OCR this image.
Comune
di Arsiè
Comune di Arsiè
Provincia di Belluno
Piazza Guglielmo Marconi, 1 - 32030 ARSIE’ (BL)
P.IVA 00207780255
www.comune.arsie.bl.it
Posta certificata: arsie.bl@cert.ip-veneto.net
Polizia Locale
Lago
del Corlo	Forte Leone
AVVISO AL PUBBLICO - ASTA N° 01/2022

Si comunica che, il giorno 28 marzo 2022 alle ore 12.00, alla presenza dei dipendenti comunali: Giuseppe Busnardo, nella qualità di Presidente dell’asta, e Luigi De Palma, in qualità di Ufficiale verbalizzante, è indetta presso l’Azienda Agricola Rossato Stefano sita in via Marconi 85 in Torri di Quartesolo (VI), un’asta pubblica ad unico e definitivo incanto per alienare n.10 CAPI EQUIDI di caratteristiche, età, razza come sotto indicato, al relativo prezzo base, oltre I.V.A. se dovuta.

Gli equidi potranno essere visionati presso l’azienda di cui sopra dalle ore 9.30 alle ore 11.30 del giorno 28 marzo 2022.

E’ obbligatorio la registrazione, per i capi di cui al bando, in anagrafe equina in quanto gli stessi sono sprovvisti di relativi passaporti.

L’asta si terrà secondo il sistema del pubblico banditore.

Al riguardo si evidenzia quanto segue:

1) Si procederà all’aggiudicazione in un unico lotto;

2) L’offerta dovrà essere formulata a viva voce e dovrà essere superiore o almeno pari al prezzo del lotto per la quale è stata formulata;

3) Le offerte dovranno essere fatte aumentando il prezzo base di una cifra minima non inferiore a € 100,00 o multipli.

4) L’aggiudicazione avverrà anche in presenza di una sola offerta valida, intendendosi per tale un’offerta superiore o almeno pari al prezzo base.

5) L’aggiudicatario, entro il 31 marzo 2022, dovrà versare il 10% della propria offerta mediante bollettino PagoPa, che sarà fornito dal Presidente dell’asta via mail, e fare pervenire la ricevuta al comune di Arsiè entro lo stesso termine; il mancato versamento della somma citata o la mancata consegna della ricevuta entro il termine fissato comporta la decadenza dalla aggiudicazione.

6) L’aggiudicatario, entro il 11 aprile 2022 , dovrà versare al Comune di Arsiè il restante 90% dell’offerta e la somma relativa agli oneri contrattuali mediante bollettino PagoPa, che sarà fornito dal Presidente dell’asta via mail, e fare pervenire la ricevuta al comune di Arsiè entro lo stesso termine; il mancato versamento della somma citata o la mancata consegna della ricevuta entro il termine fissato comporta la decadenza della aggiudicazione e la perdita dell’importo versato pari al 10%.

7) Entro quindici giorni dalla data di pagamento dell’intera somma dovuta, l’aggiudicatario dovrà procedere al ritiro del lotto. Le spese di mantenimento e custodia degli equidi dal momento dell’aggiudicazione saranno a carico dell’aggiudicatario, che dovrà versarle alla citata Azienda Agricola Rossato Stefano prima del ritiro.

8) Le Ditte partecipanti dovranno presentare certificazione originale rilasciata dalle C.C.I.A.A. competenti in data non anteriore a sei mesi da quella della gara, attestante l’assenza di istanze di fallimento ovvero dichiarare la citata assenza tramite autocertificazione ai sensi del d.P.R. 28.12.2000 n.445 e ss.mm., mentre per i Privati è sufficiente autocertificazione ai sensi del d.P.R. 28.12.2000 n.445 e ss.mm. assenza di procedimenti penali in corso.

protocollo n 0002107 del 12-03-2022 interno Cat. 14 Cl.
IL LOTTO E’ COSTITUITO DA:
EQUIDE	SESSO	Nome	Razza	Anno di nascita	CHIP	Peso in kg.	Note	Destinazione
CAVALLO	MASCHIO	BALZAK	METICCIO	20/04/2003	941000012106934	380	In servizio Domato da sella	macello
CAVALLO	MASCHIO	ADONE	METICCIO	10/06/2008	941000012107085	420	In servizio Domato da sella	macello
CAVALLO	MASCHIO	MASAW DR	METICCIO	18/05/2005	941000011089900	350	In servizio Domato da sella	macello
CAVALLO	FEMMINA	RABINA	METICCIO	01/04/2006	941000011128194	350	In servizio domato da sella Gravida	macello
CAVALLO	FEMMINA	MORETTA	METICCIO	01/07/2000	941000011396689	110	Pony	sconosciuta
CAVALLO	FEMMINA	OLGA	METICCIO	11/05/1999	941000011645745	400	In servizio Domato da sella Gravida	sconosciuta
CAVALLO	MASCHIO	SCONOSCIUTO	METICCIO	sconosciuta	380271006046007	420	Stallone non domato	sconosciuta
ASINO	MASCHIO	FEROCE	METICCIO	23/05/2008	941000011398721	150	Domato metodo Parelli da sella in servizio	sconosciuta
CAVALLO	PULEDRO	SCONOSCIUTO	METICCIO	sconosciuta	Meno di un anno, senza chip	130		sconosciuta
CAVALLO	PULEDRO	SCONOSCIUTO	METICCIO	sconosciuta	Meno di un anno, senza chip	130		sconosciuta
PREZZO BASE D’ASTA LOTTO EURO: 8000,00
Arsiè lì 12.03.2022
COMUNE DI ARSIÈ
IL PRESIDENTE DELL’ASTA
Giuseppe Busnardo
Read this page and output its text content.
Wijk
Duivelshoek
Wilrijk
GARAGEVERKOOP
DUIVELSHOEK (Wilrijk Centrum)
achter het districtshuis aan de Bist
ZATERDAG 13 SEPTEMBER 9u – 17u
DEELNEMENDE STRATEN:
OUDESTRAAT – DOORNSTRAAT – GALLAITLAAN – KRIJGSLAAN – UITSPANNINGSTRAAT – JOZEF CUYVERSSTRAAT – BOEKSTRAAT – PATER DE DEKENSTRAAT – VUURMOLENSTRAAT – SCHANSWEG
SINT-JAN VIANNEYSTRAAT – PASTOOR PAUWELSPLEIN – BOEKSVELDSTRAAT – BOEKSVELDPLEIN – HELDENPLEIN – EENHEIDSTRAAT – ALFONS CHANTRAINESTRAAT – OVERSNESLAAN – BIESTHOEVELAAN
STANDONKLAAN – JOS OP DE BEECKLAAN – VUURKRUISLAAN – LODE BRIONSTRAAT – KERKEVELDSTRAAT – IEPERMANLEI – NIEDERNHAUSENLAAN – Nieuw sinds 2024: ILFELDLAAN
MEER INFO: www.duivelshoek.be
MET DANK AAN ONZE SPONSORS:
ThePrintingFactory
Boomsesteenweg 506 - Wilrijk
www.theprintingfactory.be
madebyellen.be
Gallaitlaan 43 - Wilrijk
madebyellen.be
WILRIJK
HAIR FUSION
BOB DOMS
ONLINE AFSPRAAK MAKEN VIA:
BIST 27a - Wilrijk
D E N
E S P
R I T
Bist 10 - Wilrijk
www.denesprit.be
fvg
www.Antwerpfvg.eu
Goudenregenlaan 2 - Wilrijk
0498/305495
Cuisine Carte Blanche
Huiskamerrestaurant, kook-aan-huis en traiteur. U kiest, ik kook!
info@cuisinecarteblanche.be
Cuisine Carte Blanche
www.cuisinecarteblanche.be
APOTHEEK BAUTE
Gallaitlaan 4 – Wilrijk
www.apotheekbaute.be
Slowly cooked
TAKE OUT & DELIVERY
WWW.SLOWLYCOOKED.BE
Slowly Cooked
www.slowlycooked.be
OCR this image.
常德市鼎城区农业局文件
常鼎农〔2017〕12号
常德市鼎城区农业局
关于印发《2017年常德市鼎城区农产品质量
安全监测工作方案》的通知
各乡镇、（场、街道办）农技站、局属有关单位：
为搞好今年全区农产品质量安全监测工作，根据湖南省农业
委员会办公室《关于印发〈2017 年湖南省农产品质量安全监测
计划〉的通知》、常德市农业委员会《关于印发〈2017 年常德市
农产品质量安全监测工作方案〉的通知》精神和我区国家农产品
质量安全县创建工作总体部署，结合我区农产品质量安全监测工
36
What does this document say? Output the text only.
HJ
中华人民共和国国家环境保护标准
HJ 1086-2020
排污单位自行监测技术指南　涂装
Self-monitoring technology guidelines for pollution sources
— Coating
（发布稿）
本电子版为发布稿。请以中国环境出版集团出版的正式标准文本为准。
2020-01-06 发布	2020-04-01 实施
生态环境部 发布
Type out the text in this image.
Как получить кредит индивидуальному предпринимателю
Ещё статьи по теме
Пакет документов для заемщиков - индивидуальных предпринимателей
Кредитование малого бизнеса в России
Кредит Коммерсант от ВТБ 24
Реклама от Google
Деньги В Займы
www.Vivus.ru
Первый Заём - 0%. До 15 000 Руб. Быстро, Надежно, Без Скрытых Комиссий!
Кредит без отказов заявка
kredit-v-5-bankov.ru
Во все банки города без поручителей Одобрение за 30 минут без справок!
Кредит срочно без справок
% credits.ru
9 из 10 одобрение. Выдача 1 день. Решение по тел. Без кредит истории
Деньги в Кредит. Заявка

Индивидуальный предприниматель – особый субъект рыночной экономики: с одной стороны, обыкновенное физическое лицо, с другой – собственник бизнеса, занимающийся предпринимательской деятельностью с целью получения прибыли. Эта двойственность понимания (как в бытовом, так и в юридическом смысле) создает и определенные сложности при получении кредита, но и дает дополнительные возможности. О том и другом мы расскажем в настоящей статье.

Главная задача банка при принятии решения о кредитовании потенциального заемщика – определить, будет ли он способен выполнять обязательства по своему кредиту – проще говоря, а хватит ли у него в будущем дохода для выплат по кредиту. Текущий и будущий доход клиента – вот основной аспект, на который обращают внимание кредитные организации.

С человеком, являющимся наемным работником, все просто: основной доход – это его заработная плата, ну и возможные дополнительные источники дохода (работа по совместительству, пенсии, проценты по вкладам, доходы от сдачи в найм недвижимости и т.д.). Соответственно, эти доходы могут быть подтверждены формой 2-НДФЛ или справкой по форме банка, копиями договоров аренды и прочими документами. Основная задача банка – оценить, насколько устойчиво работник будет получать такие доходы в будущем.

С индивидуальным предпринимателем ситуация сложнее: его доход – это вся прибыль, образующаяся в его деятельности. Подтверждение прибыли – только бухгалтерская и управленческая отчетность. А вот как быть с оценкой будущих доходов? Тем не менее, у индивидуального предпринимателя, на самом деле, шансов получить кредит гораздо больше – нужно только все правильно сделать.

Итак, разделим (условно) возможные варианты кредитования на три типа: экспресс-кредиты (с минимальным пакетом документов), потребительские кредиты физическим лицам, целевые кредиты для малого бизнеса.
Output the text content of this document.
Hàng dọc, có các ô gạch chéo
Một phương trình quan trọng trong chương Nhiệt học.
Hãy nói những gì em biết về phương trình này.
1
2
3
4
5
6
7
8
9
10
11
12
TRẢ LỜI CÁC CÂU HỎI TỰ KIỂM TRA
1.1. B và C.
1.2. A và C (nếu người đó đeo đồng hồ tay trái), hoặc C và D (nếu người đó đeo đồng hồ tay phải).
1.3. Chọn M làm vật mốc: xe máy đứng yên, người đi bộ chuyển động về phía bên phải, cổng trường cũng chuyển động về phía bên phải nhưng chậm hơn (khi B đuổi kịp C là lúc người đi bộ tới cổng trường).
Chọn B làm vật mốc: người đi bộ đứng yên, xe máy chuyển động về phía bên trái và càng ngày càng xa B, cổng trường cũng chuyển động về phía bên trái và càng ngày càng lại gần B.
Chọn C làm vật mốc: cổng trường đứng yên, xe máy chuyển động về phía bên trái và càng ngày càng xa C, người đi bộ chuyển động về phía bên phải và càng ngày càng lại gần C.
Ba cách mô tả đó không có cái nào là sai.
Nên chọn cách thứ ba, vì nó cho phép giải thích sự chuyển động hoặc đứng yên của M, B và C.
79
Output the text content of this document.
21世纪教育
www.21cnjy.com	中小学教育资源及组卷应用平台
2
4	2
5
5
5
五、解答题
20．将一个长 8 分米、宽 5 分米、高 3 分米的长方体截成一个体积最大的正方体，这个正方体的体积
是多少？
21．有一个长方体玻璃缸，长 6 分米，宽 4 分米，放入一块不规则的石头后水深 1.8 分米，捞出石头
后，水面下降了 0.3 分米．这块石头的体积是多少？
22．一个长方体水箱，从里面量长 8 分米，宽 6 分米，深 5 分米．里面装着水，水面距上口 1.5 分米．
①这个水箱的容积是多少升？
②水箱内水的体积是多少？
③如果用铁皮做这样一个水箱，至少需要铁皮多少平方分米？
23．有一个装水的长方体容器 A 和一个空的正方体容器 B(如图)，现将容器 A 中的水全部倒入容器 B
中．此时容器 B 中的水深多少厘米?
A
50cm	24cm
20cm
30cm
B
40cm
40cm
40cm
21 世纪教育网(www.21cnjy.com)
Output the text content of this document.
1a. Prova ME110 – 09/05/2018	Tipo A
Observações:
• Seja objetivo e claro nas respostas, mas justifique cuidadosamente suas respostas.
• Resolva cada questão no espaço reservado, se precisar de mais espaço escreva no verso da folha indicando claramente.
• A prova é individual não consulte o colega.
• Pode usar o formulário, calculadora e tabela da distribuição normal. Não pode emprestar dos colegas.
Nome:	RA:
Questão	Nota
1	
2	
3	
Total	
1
▬▬▬▬▬▬
• **Exercise objective**: Return each line of the data that contains the string "малого".

• **Output for this task**:
Кредитование малого бизнеса в России
Итак, разделим (условно) возможные варианты кредитования на три типа: экспресс-кредиты (с минимальным пакетом документов), потребительские кредиты физическим лицам, целевые кредиты для малого бизнеса.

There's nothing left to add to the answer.